YOUR TASK — Write out every record below exactly as it appears.

ROWS —
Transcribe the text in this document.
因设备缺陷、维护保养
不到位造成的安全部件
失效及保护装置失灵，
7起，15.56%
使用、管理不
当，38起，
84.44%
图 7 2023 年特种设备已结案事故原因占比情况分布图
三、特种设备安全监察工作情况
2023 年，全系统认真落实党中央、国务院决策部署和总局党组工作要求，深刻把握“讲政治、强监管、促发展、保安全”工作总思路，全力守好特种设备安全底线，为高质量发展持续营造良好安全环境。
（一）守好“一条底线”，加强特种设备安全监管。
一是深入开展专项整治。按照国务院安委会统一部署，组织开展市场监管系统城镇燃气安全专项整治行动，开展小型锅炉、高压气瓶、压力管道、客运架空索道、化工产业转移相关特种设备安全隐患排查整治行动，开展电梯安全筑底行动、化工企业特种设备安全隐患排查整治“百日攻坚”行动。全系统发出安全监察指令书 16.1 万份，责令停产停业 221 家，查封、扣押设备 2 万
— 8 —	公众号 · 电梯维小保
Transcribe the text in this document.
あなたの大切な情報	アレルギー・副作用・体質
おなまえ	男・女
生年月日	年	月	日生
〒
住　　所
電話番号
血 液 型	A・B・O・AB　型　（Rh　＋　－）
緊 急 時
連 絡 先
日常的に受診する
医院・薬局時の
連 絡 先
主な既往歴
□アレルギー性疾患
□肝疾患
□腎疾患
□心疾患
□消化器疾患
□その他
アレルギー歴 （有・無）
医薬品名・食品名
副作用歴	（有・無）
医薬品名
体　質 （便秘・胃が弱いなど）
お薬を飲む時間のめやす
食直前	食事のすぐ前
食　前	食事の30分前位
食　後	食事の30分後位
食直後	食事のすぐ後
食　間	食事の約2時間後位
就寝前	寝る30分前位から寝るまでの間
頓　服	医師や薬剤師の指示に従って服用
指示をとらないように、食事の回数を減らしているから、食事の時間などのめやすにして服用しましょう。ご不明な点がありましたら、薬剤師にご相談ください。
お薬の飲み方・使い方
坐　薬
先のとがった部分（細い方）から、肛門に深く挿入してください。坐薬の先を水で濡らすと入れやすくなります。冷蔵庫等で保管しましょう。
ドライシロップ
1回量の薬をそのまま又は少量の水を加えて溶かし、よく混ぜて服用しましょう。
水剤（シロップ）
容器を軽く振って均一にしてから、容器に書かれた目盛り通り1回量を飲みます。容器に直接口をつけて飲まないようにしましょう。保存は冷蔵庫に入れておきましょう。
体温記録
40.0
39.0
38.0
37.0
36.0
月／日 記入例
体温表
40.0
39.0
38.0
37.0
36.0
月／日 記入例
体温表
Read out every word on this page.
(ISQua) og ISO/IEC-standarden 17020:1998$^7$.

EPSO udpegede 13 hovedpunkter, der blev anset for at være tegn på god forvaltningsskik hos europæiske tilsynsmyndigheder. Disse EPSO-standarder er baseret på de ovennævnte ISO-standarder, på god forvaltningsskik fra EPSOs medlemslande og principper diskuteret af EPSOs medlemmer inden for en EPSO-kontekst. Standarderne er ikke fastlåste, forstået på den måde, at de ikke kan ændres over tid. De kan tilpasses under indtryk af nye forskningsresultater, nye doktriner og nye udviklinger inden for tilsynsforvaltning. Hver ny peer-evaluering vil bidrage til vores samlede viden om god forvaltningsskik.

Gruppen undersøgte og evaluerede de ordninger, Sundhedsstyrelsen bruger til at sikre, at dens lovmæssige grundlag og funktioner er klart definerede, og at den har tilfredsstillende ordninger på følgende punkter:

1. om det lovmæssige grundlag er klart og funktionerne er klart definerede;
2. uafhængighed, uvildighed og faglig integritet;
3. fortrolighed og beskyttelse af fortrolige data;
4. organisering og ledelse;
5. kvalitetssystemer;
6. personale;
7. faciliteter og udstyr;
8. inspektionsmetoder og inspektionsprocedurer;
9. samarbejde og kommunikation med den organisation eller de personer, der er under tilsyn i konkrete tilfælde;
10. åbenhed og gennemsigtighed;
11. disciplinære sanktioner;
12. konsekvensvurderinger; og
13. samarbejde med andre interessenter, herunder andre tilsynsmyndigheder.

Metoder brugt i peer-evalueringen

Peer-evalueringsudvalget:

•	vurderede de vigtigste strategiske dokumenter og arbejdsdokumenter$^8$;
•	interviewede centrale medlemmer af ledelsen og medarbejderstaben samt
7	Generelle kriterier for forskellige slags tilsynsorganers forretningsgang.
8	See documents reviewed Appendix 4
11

TASK RESULT —
Transcribe the text in this document.
因设备缺陷、维护保养
不到位造成的安全部件
失效及保护装置失灵，
7起，15.56%
使用、管理不
当，38起，
84.44%
图 7 2023 年特种设备已结案事故原因占比情况分布图
三、特种设备安全监察工作情况
2023 年，全系统认真落实党中央、国务院决策部署和总局党组工作要求，深刻把握“讲政治、强监管、促发展、保安全”工作总思路，全力守好特种设备安全底线，为高质量发展持续营造良好安全环境。
（一）守好“一条底线”，加强特种设备安全监管。
一是深入开展专项整治。按照国务院安委会统一部署，组织开展市场监管系统城镇燃气安全专项整治行动，开展小型锅炉、高压气瓶、压力管道、客运架空索道、化工产业转移相关特种设备安全隐患排查整治行动，开展电梯安全筑底行动、化工企业特种设备安全隐患排查整治“百日攻坚”行动。全系统发出安全监察指令书 16.1 万份，责令停产停业 221 家，查封、扣押设备 2 万
— 8 —	公众号 · 电梯维小保
Transcribe the text in this document.
あなたの大切な情報	アレルギー・副作用・体質
おなまえ	男・女
生年月日	年	月	日生
〒
住　　所
電話番号
血 液 型	A・B・O・AB　型　（Rh　＋　－）
緊 急 時
連 絡 先
日常的に受診する
医院・薬局時の
連 絡 先
主な既往歴
□アレルギー性疾患
□肝疾患
□腎疾患
□心疾患
□消化器疾患
□その他
アレルギー歴 （有・無）
医薬品名・食品名
副作用歴	（有・無）
医薬品名
体　質 （便秘・胃が弱いなど）
お薬を飲む時間のめやす
食直前	食事のすぐ前
食　前	食事の30分前位
食　後	食事の30分後位
食直後	食事のすぐ後
食　間	食事の約2時間後位
就寝前	寝る30分前位から寝るまでの間
頓　服	医師や薬剤師の指示に従って服用
指示をとらないように、食事の回数を減らしているから、食事の時間などのめやすにして服用しましょう。ご不明な点がありましたら、薬剤師にご相談ください。
お薬の飲み方・使い方
坐　薬
先のとがった部分（細い方）から、肛門に深く挿入してください。坐薬の先を水で濡らすと入れやすくなります。冷蔵庫等で保管しましょう。
ドライシロップ
1回量の薬をそのまま又は少量の水を加えて溶かし、よく混ぜて服用しましょう。
水剤（シロップ）
容器を軽く振って均一にしてから、容器に書かれた目盛り通り1回量を飲みます。容器に直接口をつけて飲まないようにしましょう。保存は冷蔵庫に入れておきましょう。
体温記録
40.0
39.0
38.0
37.0
36.0
月／日 記入例
体温表
40.0
39.0
38.0
37.0
36.0
月／日 記入例
体温表
Read out every word on this page.
(ISQua) og ISO/IEC-standarden 17020:1998$^7$.

EPSO udpegede 13 hovedpunkter, der blev anset for at være tegn på god forvaltningsskik hos europæiske tilsynsmyndigheder. Disse EPSO-standarder er baseret på de ovennævnte ISO-standarder, på god forvaltningsskik fra EPSOs medlemslande og principper diskuteret af EPSOs medlemmer inden for en EPSO-kontekst. Standarderne er ikke fastlåste, forstået på den måde, at de ikke kan ændres over tid. De kan tilpasses under indtryk af nye forskningsresultater, nye doktriner og nye udviklinger inden for tilsynsforvaltning. Hver ny peer-evaluering vil bidrage til vores samlede viden om god forvaltningsskik.

Gruppen undersøgte og evaluerede de ordninger, Sundhedsstyrelsen bruger til at sikre, at dens lovmæssige grundlag og funktioner er klart definerede, og at den har tilfredsstillende ordninger på følgende punkter:

1. om det lovmæssige grundlag er klart og funktionerne er klart definerede;
2. uafhængighed, uvildighed og faglig integritet;
3. fortrolighed og beskyttelse af fortrolige data;
4. organisering og ledelse;
5. kvalitetssystemer;
6. personale;
7. faciliteter og udstyr;
8. inspektionsmetoder og inspektionsprocedurer;
9. samarbejde og kommunikation med den organisation eller de personer, der er under tilsyn i konkrete tilfælde;
10. åbenhed og gennemsigtighed;
11. disciplinære sanktioner;
12. konsekvensvurderinger; og
13. samarbejde med andre interessenter, herunder andre tilsynsmyndigheder.

Metoder brugt i peer-evalueringen

Peer-evalueringsudvalget:

•	vurderede de vigtigste strategiske dokumenter og arbejdsdokumenter$^8$;
•	interviewede centrale medlemmer af ledelsen og medarbejderstaben samt
7	Generelle kriterier for forskellige slags tilsynsorganers forretningsgang.
8	See documents reviewed Appendix 4
11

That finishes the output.